## Begin The data

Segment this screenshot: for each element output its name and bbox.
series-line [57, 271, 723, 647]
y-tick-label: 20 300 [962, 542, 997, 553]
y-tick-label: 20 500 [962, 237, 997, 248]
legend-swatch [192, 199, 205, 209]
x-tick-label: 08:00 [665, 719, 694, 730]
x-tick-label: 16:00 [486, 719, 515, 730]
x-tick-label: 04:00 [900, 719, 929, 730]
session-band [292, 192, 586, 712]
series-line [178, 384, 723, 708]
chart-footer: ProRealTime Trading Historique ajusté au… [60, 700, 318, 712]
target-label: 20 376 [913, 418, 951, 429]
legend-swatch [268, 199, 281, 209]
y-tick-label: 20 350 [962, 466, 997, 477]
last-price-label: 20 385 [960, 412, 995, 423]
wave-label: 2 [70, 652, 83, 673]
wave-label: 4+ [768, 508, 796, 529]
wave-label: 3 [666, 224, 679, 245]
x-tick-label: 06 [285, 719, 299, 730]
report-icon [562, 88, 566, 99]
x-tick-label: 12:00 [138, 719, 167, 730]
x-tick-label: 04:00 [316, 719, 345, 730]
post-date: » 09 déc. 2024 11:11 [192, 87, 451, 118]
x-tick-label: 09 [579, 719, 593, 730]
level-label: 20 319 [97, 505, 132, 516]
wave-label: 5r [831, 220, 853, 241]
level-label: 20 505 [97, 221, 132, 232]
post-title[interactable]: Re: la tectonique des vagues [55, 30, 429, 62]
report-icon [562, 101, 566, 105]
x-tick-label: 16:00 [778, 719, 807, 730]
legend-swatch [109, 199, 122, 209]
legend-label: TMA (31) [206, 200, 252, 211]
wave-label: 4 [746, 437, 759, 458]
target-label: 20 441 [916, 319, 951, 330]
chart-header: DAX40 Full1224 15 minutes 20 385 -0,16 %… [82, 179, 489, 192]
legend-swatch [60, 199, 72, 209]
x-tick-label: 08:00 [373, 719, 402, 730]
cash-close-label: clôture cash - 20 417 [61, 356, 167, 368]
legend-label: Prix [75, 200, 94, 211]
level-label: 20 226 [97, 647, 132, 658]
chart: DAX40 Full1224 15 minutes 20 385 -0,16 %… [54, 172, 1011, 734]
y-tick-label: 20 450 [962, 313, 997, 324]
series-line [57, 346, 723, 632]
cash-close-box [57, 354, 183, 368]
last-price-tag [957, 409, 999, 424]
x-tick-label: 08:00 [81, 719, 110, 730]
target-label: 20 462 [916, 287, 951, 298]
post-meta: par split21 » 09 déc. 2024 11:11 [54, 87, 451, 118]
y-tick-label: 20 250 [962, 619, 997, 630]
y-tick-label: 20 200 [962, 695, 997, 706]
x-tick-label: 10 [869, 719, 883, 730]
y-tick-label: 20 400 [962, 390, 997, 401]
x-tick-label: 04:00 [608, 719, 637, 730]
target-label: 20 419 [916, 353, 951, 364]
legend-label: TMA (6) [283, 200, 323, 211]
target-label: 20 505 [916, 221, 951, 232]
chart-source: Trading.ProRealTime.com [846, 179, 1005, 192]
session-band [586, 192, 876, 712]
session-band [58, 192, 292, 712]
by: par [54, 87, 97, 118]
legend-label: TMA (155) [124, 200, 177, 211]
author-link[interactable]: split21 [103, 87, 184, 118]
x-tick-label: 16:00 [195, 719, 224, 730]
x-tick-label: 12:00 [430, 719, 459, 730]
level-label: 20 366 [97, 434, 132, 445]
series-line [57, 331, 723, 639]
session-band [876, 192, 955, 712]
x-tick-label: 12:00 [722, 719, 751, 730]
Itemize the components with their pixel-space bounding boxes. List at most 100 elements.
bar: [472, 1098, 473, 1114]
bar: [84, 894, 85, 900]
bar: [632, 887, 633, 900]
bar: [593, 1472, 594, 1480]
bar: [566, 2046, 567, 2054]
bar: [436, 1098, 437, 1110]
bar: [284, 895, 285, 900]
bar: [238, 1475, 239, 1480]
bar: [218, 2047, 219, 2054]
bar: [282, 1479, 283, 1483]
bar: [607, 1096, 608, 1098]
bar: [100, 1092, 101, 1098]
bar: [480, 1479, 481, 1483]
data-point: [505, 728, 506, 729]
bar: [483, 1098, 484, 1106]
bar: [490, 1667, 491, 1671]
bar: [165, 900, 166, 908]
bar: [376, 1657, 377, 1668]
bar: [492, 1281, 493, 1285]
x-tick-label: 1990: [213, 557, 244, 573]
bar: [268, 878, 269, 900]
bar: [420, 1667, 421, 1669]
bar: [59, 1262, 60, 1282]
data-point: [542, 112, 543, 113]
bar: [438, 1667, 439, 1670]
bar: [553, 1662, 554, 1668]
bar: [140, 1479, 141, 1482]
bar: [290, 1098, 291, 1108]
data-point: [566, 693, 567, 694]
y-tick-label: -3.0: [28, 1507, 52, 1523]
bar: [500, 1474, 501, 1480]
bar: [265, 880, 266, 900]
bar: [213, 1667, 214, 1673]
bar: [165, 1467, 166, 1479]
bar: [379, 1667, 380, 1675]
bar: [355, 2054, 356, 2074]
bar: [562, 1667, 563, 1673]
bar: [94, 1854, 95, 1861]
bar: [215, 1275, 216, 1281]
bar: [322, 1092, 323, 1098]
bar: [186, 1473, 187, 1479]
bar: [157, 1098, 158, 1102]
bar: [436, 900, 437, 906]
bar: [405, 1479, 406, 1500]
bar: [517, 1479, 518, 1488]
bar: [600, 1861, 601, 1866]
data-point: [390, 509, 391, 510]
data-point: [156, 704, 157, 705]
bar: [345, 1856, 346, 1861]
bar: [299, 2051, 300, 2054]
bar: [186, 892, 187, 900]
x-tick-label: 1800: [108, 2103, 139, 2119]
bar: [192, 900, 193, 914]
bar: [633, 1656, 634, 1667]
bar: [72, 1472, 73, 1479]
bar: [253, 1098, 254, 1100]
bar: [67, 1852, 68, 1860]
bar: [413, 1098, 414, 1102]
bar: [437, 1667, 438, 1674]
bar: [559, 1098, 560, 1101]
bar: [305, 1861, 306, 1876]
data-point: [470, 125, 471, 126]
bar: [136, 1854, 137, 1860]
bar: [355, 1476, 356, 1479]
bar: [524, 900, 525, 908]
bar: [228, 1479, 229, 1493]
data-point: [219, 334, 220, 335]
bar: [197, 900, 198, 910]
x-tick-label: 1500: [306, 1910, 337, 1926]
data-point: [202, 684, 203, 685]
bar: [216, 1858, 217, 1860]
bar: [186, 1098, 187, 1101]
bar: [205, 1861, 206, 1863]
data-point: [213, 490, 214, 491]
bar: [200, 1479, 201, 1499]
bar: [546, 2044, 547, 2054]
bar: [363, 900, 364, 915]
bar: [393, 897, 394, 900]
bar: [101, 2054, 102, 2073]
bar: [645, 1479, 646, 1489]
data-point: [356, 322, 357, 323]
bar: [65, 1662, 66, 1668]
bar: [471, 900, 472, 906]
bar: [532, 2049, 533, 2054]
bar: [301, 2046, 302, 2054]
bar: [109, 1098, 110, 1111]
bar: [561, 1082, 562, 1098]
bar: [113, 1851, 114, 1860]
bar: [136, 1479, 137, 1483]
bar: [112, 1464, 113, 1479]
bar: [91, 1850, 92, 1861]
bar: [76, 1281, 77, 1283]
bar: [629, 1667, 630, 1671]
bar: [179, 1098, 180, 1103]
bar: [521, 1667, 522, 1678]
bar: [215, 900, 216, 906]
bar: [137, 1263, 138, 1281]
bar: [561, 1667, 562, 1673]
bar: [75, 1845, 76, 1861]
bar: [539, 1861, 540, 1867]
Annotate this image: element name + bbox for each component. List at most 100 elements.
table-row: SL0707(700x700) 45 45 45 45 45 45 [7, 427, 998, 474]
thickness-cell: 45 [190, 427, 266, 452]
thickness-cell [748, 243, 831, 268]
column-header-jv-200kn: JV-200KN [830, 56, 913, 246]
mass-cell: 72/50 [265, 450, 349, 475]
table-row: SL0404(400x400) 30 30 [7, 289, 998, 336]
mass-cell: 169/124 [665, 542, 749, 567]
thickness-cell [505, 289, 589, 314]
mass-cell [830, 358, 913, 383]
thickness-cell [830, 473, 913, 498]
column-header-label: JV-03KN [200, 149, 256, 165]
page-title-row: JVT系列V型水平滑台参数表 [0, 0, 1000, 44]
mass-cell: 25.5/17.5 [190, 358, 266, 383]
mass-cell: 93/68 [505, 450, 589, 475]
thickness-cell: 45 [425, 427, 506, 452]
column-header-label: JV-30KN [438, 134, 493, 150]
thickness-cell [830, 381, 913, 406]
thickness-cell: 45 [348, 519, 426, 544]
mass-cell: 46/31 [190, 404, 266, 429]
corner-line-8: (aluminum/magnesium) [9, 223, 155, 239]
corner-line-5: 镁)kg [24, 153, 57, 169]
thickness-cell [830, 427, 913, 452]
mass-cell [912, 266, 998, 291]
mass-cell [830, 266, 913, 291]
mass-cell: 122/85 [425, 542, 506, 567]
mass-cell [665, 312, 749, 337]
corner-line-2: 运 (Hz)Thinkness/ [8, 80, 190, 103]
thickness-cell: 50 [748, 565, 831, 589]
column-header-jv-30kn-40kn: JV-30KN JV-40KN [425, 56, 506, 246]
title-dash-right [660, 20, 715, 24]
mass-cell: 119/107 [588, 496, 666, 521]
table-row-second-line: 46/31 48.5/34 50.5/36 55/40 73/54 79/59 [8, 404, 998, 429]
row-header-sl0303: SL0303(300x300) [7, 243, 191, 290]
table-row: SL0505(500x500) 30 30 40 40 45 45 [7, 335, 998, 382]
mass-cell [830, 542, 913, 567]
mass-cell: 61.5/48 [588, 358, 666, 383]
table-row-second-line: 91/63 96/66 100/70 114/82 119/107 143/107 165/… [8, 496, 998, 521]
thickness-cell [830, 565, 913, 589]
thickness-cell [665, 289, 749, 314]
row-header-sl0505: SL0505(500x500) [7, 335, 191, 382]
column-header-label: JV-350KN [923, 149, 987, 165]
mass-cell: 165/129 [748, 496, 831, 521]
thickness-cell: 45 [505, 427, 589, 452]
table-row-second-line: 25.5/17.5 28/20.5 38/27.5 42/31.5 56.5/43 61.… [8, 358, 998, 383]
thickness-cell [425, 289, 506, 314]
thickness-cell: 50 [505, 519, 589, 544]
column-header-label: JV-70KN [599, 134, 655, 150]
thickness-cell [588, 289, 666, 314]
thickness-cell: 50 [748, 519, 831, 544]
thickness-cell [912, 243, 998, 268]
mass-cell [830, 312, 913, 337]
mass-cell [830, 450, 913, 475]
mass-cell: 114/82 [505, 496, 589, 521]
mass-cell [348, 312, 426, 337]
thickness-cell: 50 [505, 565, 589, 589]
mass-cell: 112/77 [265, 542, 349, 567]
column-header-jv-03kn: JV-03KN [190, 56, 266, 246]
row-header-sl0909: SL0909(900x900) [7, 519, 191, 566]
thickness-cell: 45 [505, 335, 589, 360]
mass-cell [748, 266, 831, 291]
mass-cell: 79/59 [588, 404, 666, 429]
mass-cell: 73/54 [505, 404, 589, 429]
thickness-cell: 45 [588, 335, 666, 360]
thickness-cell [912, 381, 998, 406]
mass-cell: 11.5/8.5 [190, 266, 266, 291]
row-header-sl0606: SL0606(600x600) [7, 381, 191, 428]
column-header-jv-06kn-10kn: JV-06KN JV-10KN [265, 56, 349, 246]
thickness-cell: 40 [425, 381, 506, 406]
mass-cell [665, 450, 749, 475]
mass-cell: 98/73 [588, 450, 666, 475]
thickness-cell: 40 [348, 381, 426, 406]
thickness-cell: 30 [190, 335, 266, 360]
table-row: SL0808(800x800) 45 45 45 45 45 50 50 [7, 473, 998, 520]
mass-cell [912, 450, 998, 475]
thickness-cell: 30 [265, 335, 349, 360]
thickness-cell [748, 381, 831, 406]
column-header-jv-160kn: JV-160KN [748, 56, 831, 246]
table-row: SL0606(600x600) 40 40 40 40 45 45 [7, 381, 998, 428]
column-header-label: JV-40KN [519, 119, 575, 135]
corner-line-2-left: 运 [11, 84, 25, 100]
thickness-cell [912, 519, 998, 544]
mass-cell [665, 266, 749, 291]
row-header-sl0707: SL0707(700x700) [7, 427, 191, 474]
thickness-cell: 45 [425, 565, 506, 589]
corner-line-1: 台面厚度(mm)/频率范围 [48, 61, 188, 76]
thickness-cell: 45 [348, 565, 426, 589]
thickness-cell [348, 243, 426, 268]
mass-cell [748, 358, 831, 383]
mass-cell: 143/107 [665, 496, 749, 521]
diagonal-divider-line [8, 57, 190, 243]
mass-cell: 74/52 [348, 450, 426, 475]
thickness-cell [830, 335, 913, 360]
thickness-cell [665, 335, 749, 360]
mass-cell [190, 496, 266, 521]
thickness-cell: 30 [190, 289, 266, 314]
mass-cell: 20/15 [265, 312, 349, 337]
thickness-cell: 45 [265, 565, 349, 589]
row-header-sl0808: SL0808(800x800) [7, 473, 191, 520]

## End The data

■ Instruction: Switch "series-line" to "plot-line" in the entries from the first line up to and including the line with "target-label: 20 376 [913, 418, 951, 429]", and write out those lines again with nothing else changed.

■ Final result:
Segment this screenshot: for each element output its name and bbox.
plot-line [57, 271, 723, 647]
y-tick-label: 20 300 [962, 542, 997, 553]
y-tick-label: 20 500 [962, 237, 997, 248]
legend-swatch [192, 199, 205, 209]
x-tick-label: 08:00 [665, 719, 694, 730]
x-tick-label: 16:00 [486, 719, 515, 730]
x-tick-label: 04:00 [900, 719, 929, 730]
session-band [292, 192, 586, 712]
plot-line [178, 384, 723, 708]
chart-footer: ProRealTime Trading Historique ajusté au… [60, 700, 318, 712]
target-label: 20 376 [913, 418, 951, 429]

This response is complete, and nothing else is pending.